-- PROVIDED RECORDS --
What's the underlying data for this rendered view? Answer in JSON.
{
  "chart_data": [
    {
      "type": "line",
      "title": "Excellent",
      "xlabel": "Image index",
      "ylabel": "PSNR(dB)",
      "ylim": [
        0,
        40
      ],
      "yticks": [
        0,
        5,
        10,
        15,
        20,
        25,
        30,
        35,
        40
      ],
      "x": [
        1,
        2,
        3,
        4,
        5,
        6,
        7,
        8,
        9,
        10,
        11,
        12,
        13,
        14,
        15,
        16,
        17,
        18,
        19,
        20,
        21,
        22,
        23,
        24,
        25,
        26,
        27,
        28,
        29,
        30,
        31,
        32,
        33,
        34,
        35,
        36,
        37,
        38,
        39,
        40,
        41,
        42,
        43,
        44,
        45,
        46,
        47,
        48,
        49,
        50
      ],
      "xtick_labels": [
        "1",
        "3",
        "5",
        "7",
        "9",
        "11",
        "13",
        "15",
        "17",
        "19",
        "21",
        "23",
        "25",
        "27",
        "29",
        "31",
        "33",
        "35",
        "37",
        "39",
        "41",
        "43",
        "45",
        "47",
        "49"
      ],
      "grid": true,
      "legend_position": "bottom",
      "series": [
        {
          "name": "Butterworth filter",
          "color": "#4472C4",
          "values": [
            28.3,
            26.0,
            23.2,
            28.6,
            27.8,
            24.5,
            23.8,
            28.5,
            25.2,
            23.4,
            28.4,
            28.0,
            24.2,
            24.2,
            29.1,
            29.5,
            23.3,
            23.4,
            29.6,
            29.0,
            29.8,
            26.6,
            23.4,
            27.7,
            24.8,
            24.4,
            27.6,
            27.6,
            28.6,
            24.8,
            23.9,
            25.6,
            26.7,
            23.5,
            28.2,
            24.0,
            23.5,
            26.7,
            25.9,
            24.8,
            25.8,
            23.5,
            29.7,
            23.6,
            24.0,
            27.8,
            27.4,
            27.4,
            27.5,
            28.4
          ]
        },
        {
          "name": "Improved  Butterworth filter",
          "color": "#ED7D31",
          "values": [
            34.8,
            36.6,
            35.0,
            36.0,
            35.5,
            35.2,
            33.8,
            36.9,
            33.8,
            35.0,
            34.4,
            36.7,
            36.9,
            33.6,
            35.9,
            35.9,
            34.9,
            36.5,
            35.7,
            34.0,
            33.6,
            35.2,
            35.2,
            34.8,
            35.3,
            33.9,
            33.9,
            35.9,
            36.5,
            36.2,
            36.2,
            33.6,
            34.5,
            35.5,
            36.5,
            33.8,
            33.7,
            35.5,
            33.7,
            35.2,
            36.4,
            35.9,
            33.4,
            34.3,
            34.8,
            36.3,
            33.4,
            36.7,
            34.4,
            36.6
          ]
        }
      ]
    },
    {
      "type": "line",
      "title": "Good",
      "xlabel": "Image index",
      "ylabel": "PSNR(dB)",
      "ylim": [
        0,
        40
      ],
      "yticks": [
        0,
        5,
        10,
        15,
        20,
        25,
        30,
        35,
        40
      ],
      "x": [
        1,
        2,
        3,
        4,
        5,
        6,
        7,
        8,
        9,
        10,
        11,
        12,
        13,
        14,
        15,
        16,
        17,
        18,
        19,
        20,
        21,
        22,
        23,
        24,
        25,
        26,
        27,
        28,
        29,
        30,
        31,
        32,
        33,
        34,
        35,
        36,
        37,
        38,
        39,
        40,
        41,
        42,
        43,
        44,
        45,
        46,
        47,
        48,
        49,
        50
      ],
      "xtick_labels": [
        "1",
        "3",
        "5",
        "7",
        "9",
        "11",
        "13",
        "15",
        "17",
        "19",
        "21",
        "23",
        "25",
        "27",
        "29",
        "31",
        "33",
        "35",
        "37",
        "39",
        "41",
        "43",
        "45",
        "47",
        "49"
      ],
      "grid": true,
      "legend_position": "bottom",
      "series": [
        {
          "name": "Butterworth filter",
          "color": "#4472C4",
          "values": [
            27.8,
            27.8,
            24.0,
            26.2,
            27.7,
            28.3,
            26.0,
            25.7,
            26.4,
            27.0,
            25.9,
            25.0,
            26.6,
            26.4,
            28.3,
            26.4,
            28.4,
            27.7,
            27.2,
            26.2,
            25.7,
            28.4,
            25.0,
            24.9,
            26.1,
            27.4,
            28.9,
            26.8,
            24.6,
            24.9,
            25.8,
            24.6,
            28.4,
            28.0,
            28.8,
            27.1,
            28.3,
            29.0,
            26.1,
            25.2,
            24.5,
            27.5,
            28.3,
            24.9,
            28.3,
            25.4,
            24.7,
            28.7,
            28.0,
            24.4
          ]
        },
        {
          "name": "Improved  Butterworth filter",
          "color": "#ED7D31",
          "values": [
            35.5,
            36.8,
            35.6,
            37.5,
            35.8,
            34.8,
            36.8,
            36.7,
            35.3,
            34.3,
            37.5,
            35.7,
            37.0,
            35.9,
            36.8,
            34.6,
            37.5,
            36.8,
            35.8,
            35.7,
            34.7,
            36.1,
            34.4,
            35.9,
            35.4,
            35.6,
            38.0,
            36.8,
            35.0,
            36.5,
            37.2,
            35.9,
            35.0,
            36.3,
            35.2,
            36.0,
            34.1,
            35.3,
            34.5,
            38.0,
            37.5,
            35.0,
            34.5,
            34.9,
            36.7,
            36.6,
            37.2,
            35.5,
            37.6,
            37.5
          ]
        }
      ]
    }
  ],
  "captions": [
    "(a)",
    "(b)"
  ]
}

-- GOAL --
Copy every record exactly as presented.

-- FULL ANSWER --
What's the underlying data for this rendered view? Answer in JSON.
{
  "chart_data": [
    {
      "type": "line",
      "title": "Excellent",
      "xlabel": "Image index",
      "ylabel": "PSNR(dB)",
      "ylim": [
        0,
        40
      ],
      "yticks": [
        0,
        5,
        10,
        15,
        20,
        25,
        30,
        35,
        40
      ],
      "x": [
        1,
        2,
        3,
        4,
        5,
        6,
        7,
        8,
        9,
        10,
        11,
        12,
        13,
        14,
        15,
        16,
        17,
        18,
        19,
        20,
        21,
        22,
        23,
        24,
        25,
        26,
        27,
        28,
        29,
        30,
        31,
        32,
        33,
        34,
        35,
        36,
        37,
        38,
        39,
        40,
        41,
        42,
        43,
        44,
        45,
        46,
        47,
        48,
        49,
        50
      ],
      "xtick_labels": [
        "1",
        "3",
        "5",
        "7",
        "9",
        "11",
        "13",
        "15",
        "17",
        "19",
        "21",
        "23",
        "25",
        "27",
        "29",
        "31",
        "33",
        "35",
        "37",
        "39",
        "41",
        "43",
        "45",
        "47",
        "49"
      ],
      "grid": true,
      "legend_position": "bottom",
      "series": [
        {
          "name": "Butterworth filter",
          "color": "#4472C4",
          "values": [
            28.3,
            26.0,
            23.2,
            28.6,
            27.8,
            24.5,
            23.8,
            28.5,
            25.2,
            23.4,
            28.4,
            28.0,
            24.2,
            24.2,
            29.1,
            29.5,
            23.3,
            23.4,
            29.6,
            29.0,
            29.8,
            26.6,
            23.4,
            27.7,
            24.8,
            24.4,
            27.6,
            27.6,
            28.6,
            24.8,
            23.9,
            25.6,
            26.7,
            23.5,
            28.2,
            24.0,
            23.5,
            26.7,
            25.9,
            24.8,
            25.8,
            23.5,
            29.7,
            23.6,
            24.0,
            27.8,
            27.4,
            27.4,
            27.5,
            28.4
          ]
        },
        {
          "name": "Improved  Butterworth filter",
          "color": "#ED7D31",
          "values": [
            34.8,
            36.6,
            35.0,
            36.0,
            35.5,
            35.2,
            33.8,
            36.9,
            33.8,
            35.0,
            34.4,
            36.7,
            36.9,
            33.6,
            35.9,
            35.9,
            34.9,
            36.5,
            35.7,
            34.0,
            33.6,
            35.2,
            35.2,
            34.8,
            35.3,
            33.9,
            33.9,
            35.9,
            36.5,
            36.2,
            36.2,
            33.6,
            34.5,
            35.5,
            36.5,
            33.8,
            33.7,
            35.5,
            33.7,
            35.2,
            36.4,
            35.9,
            33.4,
            34.3,
            34.8,
            36.3,
            33.4,
            36.7,
            34.4,
            36.6
          ]
        }
      ]
    },
    {
      "type": "line",
      "title": "Good",
      "xlabel": "Image index",
      "ylabel": "PSNR(dB)",
      "ylim": [
        0,
        40
      ],
      "yticks": [
        0,
        5,
        10,
        15,
        20,
        25,
        30,
        35,
        40
      ],
      "x": [
        1,
        2,
        3,
        4,
        5,
        6,
        7,
        8,
        9,
        10,
        11,
        12,
        13,
        14,
        15,
        16,
        17,
        18,
        19,
        20,
        21,
        22,
        23,
        24,
        25,
        26,
        27,
        28,
        29,
        30,
        31,
        32,
        33,
        34,
        35,
        36,
        37,
        38,
        39,
        40,
        41,
        42,
        43,
        44,
        45,
        46,
        47,
        48,
        49,
        50
      ],
      "xtick_labels": [
        "1",
        "3",
        "5",
        "7",
        "9",
        "11",
        "13",
        "15",
        "17",
        "19",
        "21",
        "23",
        "25",
        "27",
        "29",
        "31",
        "33",
        "35",
        "37",
        "39",
        "41",
        "43",
        "45",
        "47",
        "49"
      ],
      "grid": true,
      "legend_position": "bottom",
      "series": [
        {
          "name": "Butterworth filter",
          "color": "#4472C4",
          "values": [
            27.8,
            27.8,
            24.0,
            26.2,
            27.7,
            28.3,
            26.0,
            25.7,
            26.4,
            27.0,
            25.9,
            25.0,
            26.6,
            26.4,
            28.3,
            26.4,
            28.4,
            27.7,
            27.2,
            26.2,
            25.7,
            28.4,
            25.0,
            24.9,
            26.1,
            27.4,
            28.9,
            26.8,
            24.6,
            24.9,
            25.8,
            24.6,
            28.4,
            28.0,
            28.8,
            27.1,
            28.3,
            29.0,
            26.1,
            25.2,
            24.5,
            27.5,
            28.3,
            24.9,
            28.3,
            25.4,
            24.7,
            28.7,
            28.0,
            24.4
          ]
        },
        {
          "name": "Improved  Butterworth filter",
          "color": "#ED7D31",
          "values": [
            35.5,
            36.8,
            35.6,
            37.5,
            35.8,
            34.8,
            36.8,
            36.7,
            35.3,
            34.3,
            37.5,
            35.7,
            37.0,
            35.9,
            36.8,
            34.6,
            37.5,
            36.8,
            35.8,
            35.7,
            34.7,
            36.1,
            34.4,
            35.9,
            35.4,
            35.6,
            38.0,
            36.8,
            35.0,
            36.5,
            37.2,
            35.9,
            35.0,
            36.3,
            35.2,
            36.0,
            34.1,
            35.3,
            34.5,
            38.0,
            37.5,
            35.0,
            34.5,
            34.9,
            36.7,
            36.6,
            37.2,
            35.5,
            37.6,
            37.5
          ]
        }
      ]
    }
  ],
  "captions": [
    "(a)",
    "(b)"
  ]
}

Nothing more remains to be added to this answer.